▶ [Written problem]:
Please render everything in the listing below, from its first line down to the line containing "350, 44, 359]" (both included), as a Markdown table with the columns No. and Entry, numbering each line and leaving out blank lines.

▶ [Provided information]:
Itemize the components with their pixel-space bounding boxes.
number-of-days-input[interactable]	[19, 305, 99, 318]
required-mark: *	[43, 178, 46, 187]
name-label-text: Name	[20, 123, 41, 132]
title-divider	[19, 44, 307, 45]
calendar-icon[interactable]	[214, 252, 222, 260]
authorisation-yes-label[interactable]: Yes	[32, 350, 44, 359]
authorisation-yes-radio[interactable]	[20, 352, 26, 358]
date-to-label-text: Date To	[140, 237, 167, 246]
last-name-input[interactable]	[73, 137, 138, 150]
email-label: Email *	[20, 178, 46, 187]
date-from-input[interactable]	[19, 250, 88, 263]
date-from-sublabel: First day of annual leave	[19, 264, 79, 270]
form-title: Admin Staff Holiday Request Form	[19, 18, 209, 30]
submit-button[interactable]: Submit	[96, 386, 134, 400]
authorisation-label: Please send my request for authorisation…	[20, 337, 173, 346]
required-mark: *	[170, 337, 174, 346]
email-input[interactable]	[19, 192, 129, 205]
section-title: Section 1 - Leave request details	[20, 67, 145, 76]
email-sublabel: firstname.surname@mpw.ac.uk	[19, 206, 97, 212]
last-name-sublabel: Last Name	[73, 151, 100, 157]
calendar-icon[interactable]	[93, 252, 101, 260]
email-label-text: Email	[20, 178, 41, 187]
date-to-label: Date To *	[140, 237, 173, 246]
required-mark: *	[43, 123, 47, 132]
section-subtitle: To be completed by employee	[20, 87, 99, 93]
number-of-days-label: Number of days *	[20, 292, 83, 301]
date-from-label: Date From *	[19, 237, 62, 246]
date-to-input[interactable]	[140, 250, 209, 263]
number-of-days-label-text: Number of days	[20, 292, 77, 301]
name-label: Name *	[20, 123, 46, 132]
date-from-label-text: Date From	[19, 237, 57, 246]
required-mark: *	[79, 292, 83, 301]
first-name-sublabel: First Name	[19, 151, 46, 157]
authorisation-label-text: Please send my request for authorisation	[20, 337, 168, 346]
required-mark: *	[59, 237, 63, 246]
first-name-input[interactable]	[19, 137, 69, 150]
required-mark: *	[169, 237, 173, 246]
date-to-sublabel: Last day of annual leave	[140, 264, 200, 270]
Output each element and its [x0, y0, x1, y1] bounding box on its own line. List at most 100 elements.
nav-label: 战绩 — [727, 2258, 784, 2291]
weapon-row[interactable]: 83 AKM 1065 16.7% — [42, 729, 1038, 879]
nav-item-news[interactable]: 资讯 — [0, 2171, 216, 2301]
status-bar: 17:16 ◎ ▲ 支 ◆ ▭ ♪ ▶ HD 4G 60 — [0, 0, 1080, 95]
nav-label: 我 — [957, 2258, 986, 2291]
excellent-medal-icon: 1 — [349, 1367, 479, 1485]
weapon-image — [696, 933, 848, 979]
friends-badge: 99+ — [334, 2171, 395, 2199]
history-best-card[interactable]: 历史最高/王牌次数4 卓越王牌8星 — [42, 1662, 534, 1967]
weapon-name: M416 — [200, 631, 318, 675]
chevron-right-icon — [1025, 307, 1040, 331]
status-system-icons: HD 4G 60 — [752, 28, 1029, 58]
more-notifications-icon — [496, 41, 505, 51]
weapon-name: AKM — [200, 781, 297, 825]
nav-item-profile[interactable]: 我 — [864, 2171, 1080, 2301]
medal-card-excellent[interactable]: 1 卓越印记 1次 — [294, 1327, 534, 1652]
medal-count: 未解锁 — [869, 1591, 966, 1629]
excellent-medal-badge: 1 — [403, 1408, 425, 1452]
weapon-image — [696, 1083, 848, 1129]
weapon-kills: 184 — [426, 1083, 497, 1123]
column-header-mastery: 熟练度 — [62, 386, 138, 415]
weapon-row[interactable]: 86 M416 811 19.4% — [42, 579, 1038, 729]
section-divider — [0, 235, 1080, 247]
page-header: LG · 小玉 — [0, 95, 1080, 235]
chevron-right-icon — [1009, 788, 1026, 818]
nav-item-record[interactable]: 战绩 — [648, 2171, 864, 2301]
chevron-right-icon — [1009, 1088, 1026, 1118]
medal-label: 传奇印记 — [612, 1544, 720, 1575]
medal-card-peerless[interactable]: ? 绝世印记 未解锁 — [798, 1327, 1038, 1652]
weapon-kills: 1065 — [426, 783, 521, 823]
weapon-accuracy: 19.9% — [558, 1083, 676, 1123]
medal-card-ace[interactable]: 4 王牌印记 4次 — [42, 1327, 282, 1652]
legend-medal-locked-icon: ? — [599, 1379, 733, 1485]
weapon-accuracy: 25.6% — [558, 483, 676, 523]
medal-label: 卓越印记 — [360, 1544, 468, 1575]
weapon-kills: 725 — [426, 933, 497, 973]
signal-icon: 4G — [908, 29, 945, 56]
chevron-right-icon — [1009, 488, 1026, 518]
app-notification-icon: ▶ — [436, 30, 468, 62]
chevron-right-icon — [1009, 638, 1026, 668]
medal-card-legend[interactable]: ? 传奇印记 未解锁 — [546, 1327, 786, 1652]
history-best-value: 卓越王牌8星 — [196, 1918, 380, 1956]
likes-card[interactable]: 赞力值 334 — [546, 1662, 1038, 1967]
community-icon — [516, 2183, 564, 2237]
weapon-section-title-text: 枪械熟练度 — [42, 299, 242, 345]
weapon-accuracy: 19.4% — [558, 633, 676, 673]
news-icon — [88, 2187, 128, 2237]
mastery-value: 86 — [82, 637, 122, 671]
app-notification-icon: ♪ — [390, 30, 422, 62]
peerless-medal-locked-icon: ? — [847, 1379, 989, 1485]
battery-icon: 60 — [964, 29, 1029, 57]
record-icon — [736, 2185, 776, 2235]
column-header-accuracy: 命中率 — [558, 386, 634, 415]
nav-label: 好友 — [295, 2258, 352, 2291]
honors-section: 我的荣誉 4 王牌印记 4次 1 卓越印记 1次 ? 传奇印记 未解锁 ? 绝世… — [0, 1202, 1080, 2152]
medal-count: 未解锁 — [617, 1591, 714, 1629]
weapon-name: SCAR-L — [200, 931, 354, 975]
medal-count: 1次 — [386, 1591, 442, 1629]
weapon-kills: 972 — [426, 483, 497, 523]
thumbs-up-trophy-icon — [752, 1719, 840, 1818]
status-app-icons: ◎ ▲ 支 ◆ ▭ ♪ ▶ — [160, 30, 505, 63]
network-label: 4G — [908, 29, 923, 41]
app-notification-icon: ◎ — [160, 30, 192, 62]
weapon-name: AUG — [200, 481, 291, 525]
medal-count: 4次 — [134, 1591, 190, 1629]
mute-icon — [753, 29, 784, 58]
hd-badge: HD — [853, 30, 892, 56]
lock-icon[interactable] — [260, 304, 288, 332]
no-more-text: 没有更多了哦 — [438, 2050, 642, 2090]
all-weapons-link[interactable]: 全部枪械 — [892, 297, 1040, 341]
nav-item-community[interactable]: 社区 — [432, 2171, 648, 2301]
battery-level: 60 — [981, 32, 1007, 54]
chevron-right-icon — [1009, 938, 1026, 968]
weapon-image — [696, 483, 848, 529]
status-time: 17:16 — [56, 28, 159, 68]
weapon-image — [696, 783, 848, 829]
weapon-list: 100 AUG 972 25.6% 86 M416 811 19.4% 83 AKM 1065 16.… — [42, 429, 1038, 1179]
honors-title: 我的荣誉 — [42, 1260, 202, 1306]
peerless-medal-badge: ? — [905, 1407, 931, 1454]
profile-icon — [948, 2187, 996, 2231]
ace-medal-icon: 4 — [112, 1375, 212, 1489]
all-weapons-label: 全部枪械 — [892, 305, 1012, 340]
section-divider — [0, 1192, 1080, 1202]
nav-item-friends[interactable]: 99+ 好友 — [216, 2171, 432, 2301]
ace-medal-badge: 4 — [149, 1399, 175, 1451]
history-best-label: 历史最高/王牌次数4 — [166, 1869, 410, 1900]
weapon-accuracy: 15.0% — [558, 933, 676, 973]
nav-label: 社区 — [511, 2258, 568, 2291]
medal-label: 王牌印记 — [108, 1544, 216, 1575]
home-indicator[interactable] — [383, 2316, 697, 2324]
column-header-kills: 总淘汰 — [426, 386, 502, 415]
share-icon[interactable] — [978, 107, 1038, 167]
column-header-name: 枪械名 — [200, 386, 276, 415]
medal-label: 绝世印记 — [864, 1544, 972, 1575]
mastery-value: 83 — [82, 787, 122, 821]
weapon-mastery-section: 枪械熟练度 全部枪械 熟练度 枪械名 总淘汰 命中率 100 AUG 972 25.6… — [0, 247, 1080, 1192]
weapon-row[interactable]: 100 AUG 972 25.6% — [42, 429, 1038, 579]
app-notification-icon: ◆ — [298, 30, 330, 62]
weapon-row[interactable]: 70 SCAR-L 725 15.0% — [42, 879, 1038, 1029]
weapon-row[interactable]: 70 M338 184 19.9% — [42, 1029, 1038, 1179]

▶ [Result of this exercise]:
| No. | Entry |
|---|---|
| 1 | Itemize the components with their pixel-space bounding boxes. |
| 2 | number-of-days-input[interactable]	[19, 305, 99, 318] |
| 3 | required-mark: *	[43, 178, 46, 187] |
| 4 | name-label-text: Name	[20, 123, 41, 132] |
| 5 | title-divider	[19, 44, 307, 45] |
| 6 | calendar-icon[interactable]	[214, 252, 222, 260] |
| 7 | authorisation-yes-label[interactable]: Yes	[32, 350, 44, 359] |